>> Begin The data

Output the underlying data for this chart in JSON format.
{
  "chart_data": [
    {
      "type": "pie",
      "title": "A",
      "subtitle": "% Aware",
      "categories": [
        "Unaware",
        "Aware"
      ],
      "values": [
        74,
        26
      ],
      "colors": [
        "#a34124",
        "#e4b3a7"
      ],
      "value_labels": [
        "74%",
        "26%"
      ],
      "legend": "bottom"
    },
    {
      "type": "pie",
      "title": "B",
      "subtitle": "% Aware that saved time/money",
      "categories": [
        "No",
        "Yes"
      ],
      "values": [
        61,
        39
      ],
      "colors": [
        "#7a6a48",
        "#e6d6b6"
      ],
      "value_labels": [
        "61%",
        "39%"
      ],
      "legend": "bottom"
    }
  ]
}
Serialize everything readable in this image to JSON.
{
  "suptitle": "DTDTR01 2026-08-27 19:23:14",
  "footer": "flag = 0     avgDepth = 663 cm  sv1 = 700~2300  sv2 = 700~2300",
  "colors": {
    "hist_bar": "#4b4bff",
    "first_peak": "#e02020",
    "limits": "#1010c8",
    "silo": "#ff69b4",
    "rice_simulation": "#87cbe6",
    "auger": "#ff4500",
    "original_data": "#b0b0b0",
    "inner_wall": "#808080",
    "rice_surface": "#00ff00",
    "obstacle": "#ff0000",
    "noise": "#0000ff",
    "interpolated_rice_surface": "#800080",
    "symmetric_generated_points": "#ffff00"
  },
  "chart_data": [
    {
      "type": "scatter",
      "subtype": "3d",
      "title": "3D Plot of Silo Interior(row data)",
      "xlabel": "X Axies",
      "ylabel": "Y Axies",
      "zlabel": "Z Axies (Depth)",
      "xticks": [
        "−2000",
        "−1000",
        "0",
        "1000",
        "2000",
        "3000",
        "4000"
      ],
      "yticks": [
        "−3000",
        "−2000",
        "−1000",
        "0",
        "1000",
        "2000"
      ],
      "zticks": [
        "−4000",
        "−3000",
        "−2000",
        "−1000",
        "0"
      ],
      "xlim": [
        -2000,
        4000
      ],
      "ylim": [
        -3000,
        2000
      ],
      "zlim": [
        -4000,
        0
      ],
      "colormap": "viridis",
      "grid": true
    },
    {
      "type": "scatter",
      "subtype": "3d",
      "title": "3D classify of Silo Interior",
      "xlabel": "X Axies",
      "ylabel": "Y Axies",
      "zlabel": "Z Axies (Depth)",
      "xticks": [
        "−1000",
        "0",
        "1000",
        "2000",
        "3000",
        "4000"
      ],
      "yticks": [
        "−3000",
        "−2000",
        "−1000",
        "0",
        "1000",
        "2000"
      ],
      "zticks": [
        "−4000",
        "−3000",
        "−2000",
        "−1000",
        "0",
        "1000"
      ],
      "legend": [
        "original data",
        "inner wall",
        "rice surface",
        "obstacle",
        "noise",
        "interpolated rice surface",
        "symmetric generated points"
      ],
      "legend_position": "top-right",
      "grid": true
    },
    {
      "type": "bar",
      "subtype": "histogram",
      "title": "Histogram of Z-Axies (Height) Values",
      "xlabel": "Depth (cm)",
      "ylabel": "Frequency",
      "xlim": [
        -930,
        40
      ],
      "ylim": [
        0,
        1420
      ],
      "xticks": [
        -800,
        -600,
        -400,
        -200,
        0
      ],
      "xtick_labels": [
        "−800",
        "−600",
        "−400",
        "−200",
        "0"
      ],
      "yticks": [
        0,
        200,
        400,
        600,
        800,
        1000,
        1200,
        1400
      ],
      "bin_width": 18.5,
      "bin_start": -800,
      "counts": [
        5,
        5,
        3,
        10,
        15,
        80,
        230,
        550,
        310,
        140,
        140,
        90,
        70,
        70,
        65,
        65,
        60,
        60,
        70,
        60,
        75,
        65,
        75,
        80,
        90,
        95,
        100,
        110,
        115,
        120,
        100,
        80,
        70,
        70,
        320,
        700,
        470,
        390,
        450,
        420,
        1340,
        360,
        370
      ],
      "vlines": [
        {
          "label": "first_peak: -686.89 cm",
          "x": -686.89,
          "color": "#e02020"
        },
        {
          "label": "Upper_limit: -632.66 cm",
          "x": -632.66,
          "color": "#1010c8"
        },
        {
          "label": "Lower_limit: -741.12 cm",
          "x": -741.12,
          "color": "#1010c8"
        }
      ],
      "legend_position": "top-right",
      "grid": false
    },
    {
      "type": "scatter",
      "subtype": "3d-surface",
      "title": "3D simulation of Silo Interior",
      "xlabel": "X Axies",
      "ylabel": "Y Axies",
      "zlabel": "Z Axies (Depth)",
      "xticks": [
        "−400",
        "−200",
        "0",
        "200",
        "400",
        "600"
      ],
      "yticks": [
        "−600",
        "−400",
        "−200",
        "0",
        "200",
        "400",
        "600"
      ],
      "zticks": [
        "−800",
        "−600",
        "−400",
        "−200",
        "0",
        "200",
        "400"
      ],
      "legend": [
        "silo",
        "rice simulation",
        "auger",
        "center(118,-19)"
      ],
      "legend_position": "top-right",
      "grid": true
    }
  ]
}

>> End The data

• Goal: Each line in the material above must be retyped without alteration.

• Task result:
Output the underlying data for this chart in JSON format.
{
  "chart_data": [
    {
      "type": "pie",
      "title": "A",
      "subtitle": "% Aware",
      "categories": [
        "Unaware",
        "Aware"
      ],
      "values": [
        74,
        26
      ],
      "colors": [
        "#a34124",
        "#e4b3a7"
      ],
      "value_labels": [
        "74%",
        "26%"
      ],
      "legend": "bottom"
    },
    {
      "type": "pie",
      "title": "B",
      "subtitle": "% Aware that saved time/money",
      "categories": [
        "No",
        "Yes"
      ],
      "values": [
        61,
        39
      ],
      "colors": [
        "#7a6a48",
        "#e6d6b6"
      ],
      "value_labels": [
        "61%",
        "39%"
      ],
      "legend": "bottom"
    }
  ]
}
Serialize everything readable in this image to JSON.
{
  "suptitle": "DTDTR01 2026-08-27 19:23:14",
  "footer": "flag = 0     avgDepth = 663 cm  sv1 = 700~2300  sv2 = 700~2300",
  "colors": {
    "hist_bar": "#4b4bff",
    "first_peak": "#e02020",
    "limits": "#1010c8",
    "silo": "#ff69b4",
    "rice_simulation": "#87cbe6",
    "auger": "#ff4500",
    "original_data": "#b0b0b0",
    "inner_wall": "#808080",
    "rice_surface": "#00ff00",
    "obstacle": "#ff0000",
    "noise": "#0000ff",
    "interpolated_rice_surface": "#800080",
    "symmetric_generated_points": "#ffff00"
  },
  "chart_data": [
    {
      "type": "scatter",
      "subtype": "3d",
      "title": "3D Plot of Silo Interior(row data)",
      "xlabel": "X Axies",
      "ylabel": "Y Axies",
      "zlabel": "Z Axies (Depth)",
      "xticks": [
        "−2000",
        "−1000",
        "0",
        "1000",
        "2000",
        "3000",
        "4000"
      ],
      "yticks": [
        "−3000",
        "−2000",
        "−1000",
        "0",
        "1000",
        "2000"
      ],
      "zticks": [
        "−4000",
        "−3000",
        "−2000",
        "−1000",
        "0"
      ],
      "xlim": [
        -2000,
        4000
      ],
      "ylim": [
        -3000,
        2000
      ],
      "zlim": [
        -4000,
        0
      ],
      "colormap": "viridis",
      "grid": true
    },
    {
      "type": "scatter",
      "subtype": "3d",
      "title": "3D classify of Silo Interior",
      "xlabel": "X Axies",
      "ylabel": "Y Axies",
      "zlabel": "Z Axies (Depth)",
      "xticks": [
        "−1000",
        "0",
        "1000",
        "2000",
        "3000",
        "4000"
      ],
      "yticks": [
        "−3000",
        "−2000",
        "−1000",
        "0",
        "1000",
        "2000"
      ],
      "zticks": [
        "−4000",
        "−3000",
        "−2000",
        "−1000",
        "0",
        "1000"
      ],
      "legend": [
        "original data",
        "inner wall",
        "rice surface",
        "obstacle",
        "noise",
        "interpolated rice surface",
        "symmetric generated points"
      ],
      "legend_position": "top-right",
      "grid": true
    },
    {
      "type": "bar",
      "subtype": "histogram",
      "title": "Histogram of Z-Axies (Height) Values",
      "xlabel": "Depth (cm)",
      "ylabel": "Frequency",
      "xlim": [
        -930,
        40
      ],
      "ylim": [
        0,
        1420
      ],
      "xticks": [
        -800,
        -600,
        -400,
        -200,
        0
      ],
      "xtick_labels": [
        "−800",
        "−600",
        "−400",
        "−200",
        "0"
      ],
      "yticks": [
        0,
        200,
        400,
        600,
        800,
        1000,
        1200,
        1400
      ],
      "bin_width": 18.5,
      "bin_start": -800,
      "counts": [
        5,
        5,
        3,
        10,
        15,
        80,
        230,
        550,
        310,
        140,
        140,
        90,
        70,
        70,
        65,
        65,
        60,
        60,
        70,
        60,
        75,
        65,
        75,
        80,
        90,
        95,
        100,
        110,
        115,
        120,
        100,
        80,
        70,
        70,
        320,
        700,
        470,
        390,
        450,
        420,
        1340,
        360,
        370
      ],
      "vlines": [
        {
          "label": "first_peak: -686.89 cm",
          "x": -686.89,
          "color": "#e02020"
        },
        {
          "label": "Upper_limit: -632.66 cm",
          "x": -632.66,
          "color": "#1010c8"
        },
        {
          "label": "Lower_limit: -741.12 cm",
          "x": -741.12,
          "color": "#1010c8"
        }
      ],
      "legend_position": "top-right",
      "grid": false
    },
    {
      "type": "scatter",
      "subtype": "3d-surface",
      "title": "3D simulation of Silo Interior",
      "xlabel": "X Axies",
      "ylabel": "Y Axies",
      "zlabel": "Z Axies (Depth)",
      "xticks": [
        "−400",
        "−200",
        "0",
        "200",
        "400",
        "600"
      ],
      "yticks": [
        "−600",
        "−400",
        "−200",
        "0",
        "200",
        "400",
        "600"
      ],
      "zticks": [
        "−800",
        "−600",
        "−400",
        "−200",
        "0",
        "200",
        "400"
      ],
      "legend": [
        "silo",
        "rice simulation",
        "auger",
        "center(118,-19)"
      ],
      "legend_position": "top-right",
      "grid": true
    }
  ]
}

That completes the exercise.